Stated problem:
Go through the records underneath and write each one out again exactly.

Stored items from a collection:

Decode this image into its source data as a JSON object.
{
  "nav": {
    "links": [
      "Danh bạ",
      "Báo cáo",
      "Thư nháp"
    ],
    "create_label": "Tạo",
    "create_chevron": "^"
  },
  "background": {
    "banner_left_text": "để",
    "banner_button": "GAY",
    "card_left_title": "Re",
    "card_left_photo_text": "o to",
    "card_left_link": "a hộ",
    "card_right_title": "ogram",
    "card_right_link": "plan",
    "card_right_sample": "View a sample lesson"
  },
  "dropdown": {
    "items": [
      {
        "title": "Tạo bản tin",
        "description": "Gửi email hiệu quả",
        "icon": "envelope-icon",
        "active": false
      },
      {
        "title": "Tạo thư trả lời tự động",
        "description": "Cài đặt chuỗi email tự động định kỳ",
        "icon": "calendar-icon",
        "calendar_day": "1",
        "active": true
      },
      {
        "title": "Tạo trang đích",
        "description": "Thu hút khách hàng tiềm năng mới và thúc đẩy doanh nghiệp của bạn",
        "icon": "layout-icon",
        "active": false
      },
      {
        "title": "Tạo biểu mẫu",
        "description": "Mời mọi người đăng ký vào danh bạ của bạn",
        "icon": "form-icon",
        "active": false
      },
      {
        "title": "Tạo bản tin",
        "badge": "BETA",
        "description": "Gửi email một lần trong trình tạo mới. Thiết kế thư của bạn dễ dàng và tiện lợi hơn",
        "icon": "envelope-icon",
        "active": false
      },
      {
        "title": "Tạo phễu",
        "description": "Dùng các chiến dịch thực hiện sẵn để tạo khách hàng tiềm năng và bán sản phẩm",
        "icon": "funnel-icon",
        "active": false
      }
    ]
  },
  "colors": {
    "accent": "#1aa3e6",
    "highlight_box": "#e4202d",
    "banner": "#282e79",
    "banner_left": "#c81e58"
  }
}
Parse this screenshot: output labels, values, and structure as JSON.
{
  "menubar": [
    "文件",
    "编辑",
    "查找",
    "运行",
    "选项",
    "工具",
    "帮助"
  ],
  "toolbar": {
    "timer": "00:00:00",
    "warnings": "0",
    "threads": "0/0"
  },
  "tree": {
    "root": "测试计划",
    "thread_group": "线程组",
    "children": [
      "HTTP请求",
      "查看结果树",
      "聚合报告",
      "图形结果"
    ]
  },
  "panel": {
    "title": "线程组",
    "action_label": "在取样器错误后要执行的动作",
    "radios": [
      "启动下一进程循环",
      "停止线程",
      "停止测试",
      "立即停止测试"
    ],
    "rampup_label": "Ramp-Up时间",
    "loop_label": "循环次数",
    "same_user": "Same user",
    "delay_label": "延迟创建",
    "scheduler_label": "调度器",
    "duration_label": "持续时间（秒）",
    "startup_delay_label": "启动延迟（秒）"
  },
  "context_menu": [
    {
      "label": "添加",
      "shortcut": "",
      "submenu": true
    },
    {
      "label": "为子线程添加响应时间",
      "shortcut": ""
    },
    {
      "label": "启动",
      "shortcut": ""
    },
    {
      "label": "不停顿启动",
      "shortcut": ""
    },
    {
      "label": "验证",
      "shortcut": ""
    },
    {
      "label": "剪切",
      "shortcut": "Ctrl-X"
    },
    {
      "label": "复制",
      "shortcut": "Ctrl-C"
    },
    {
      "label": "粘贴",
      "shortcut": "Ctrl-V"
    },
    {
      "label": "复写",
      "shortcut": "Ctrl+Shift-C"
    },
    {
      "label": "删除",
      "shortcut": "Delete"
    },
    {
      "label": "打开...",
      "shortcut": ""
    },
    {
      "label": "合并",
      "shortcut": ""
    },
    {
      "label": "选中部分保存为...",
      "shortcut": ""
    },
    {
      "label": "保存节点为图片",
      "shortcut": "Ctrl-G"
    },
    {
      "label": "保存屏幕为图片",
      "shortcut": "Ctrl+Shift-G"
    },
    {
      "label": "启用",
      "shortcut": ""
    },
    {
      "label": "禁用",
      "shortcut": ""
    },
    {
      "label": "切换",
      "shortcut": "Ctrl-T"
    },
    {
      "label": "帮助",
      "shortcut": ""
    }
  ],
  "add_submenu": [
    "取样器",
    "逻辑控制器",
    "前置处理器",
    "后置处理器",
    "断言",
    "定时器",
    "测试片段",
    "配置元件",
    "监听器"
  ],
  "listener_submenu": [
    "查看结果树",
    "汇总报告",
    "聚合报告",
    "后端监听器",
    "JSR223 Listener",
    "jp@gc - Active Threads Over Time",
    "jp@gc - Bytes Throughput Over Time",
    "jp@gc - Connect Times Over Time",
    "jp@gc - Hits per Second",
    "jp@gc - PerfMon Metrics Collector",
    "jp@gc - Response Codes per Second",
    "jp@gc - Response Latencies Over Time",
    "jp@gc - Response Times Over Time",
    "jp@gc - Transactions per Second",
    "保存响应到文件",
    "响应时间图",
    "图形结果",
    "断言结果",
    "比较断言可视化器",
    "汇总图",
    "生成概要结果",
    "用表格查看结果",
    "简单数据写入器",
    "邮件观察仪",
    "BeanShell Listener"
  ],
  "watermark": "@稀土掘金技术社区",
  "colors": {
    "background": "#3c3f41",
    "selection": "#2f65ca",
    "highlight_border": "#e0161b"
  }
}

Written response:
Decode this image into its source data as a JSON object.
{
  "nav": {
    "links": [
      "Danh bạ",
      "Báo cáo",
      "Thư nháp"
    ],
    "create_label": "Tạo",
    "create_chevron": "^"
  },
  "background": {
    "banner_left_text": "để",
    "banner_button": "GAY",
    "card_left_title": "Re",
    "card_left_photo_text": "o to",
    "card_left_link": "a hộ",
    "card_right_title": "ogram",
    "card_right_link": "plan",
    "card_right_sample": "View a sample lesson"
  },
  "dropdown": {
    "items": [
      {
        "title": "Tạo bản tin",
        "description": "Gửi email hiệu quả",
        "icon": "envelope-icon",
        "active": false
      },
      {
        "title": "Tạo thư trả lời tự động",
        "description": "Cài đặt chuỗi email tự động định kỳ",
        "icon": "calendar-icon",
        "calendar_day": "1",
        "active": true
      },
      {
        "title": "Tạo trang đích",
        "description": "Thu hút khách hàng tiềm năng mới và thúc đẩy doanh nghiệp của bạn",
        "icon": "layout-icon",
        "active": false
      },
      {
        "title": "Tạo biểu mẫu",
        "description": "Mời mọi người đăng ký vào danh bạ của bạn",
        "icon": "form-icon",
        "active": false
      },
      {
        "title": "Tạo bản tin",
        "badge": "BETA",
        "description": "Gửi email một lần trong trình tạo mới. Thiết kế thư của bạn dễ dàng và tiện lợi hơn",
        "icon": "envelope-icon",
        "active": false
      },
      {
        "title": "Tạo phễu",
        "description": "Dùng các chiến dịch thực hiện sẵn để tạo khách hàng tiềm năng và bán sản phẩm",
        "icon": "funnel-icon",
        "active": false
      }
    ]
  },
  "colors": {
    "accent": "#1aa3e6",
    "highlight_box": "#e4202d",
    "banner": "#282e79",
    "banner_left": "#c81e58"
  }
}
Parse this screenshot: output labels, values, and structure as JSON.
{
  "menubar": [
    "文件",
    "编辑",
    "查找",
    "运行",
    "选项",
    "工具",
    "帮助"
  ],
  "toolbar": {
    "timer": "00:00:00",
    "warnings": "0",
    "threads": "0/0"
  },
  "tree": {
    "root": "测试计划",
    "thread_group": "线程组",
    "children": [
      "HTTP请求",
      "查看结果树",
      "聚合报告",
      "图形结果"
    ]
  },
  "panel": {
    "title": "线程组",
    "action_label": "在取样器错误后要执行的动作",
    "radios": [
      "启动下一进程循环",
      "停止线程",
      "停止测试",
      "立即停止测试"
    ],
    "rampup_label": "Ramp-Up时间",
    "loop_label": "循环次数",
    "same_user": "Same user",
    "delay_label": "延迟创建",
    "scheduler_label": "调度器",
    "duration_label": "持续时间（秒）",
    "startup_delay_label": "启动延迟（秒）"
  },
  "context_menu": [
    {
      "label": "添加",
      "shortcut": "",
      "submenu": true
    },
    {
      "label": "为子线程添加响应时间",
      "shortcut": ""
    },
    {
      "label": "启动",
      "shortcut": ""
    },
    {
      "label": "不停顿启动",
      "shortcut": ""
    },
    {
      "label": "验证",
      "shortcut": ""
    },
    {
      "label": "剪切",
      "shortcut": "Ctrl-X"
    },
    {
      "label": "复制",
      "shortcut": "Ctrl-C"
    },
    {
      "label": "粘贴",
      "shortcut": "Ctrl-V"
    },
    {
      "label": "复写",
      "shortcut": "Ctrl+Shift-C"
    },
    {
      "label": "删除",
      "shortcut": "Delete"
    },
    {
      "label": "打开...",
      "shortcut": ""
    },
    {
      "label": "合并",
      "shortcut": ""
    },
    {
      "label": "选中部分保存为...",
      "shortcut": ""
    },
    {
      "label": "保存节点为图片",
      "shortcut": "Ctrl-G"
    },
    {
      "label": "保存屏幕为图片",
      "shortcut": "Ctrl+Shift-G"
    },
    {
      "label": "启用",
      "shortcut": ""
    },
    {
      "label": "禁用",
      "shortcut": ""
    },
    {
      "label": "切换",
      "shortcut": "Ctrl-T"
    },
    {
      "label": "帮助",
      "shortcut": ""
    }
  ],
  "add_submenu": [
    "取样器",
    "逻辑控制器",
    "前置处理器",
    "后置处理器",
    "断言",
    "定时器",
    "测试片段",
    "配置元件",
    "监听器"
  ],
  "listener_submenu": [
    "查看结果树",
    "汇总报告",
    "聚合报告",
    "后端监听器",
    "JSR223 Listener",
    "jp@gc - Active Threads Over Time",
    "jp@gc - Bytes Throughput Over Time",
    "jp@gc - Connect Times Over Time",
    "jp@gc - Hits per Second",
    "jp@gc - PerfMon Metrics Collector",
    "jp@gc - Response Codes per Second",
    "jp@gc - Response Latencies Over Time",
    "jp@gc - Response Times Over Time",
    "jp@gc - Transactions per Second",
    "保存响应到文件",
    "响应时间图",
    "图形结果",
    "断言结果",
    "比较断言可视化器",
    "汇总图",
    "生成概要结果",
    "用表格查看结果",
    "简单数据写入器",
    "邮件观察仪",
    "BeanShell Listener"
  ],
  "watermark": "@稀土掘金技术社区",
  "colors": {
    "background": "#3c3f41",
    "selection": "#2f65ca",
    "highlight_border": "#e0161b"
  }
}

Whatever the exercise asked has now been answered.